Exercise
How many lines in the items below contain the string "israelwayne"? Treat uppercase and lowercase as different, and reply with the number only.

Dataset entries

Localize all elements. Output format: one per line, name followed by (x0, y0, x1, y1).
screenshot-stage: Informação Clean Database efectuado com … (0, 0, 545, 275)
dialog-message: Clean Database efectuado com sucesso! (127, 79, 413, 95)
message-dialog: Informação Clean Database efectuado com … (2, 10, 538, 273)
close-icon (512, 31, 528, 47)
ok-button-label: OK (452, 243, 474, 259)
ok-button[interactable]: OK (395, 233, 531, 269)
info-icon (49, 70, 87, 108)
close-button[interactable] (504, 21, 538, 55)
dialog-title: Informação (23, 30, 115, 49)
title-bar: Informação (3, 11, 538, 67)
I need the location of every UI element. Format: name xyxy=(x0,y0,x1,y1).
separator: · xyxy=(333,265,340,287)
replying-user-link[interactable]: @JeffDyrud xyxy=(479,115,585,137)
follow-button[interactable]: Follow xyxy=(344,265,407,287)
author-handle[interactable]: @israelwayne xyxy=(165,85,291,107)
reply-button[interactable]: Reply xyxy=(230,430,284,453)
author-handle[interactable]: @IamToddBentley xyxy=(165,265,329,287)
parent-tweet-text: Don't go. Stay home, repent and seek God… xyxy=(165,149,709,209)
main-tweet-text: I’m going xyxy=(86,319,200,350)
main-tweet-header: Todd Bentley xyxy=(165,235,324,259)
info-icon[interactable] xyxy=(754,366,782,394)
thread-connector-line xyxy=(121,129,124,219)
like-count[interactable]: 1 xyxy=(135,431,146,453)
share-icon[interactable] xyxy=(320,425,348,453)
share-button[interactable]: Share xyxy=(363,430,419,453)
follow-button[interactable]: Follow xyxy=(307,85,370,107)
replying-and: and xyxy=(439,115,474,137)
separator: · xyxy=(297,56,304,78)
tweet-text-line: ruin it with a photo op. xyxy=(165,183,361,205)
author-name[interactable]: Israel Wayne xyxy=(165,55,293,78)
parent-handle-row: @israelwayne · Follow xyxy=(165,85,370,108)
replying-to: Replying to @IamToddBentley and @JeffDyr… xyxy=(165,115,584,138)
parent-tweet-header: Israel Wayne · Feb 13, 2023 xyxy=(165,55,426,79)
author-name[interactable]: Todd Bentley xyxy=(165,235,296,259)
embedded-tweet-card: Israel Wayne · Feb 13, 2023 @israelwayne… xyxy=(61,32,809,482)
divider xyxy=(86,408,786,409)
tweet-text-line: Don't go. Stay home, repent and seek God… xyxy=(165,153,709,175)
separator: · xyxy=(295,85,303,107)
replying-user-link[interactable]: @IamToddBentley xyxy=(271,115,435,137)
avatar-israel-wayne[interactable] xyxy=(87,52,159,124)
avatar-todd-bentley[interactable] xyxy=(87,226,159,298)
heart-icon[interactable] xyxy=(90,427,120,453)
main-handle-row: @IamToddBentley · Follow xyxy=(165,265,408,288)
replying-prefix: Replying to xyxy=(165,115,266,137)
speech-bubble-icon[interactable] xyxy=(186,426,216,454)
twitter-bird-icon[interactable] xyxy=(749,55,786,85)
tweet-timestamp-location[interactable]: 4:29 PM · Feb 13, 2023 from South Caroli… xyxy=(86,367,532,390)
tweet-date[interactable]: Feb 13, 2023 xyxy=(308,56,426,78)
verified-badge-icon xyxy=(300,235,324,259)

Expected answer
3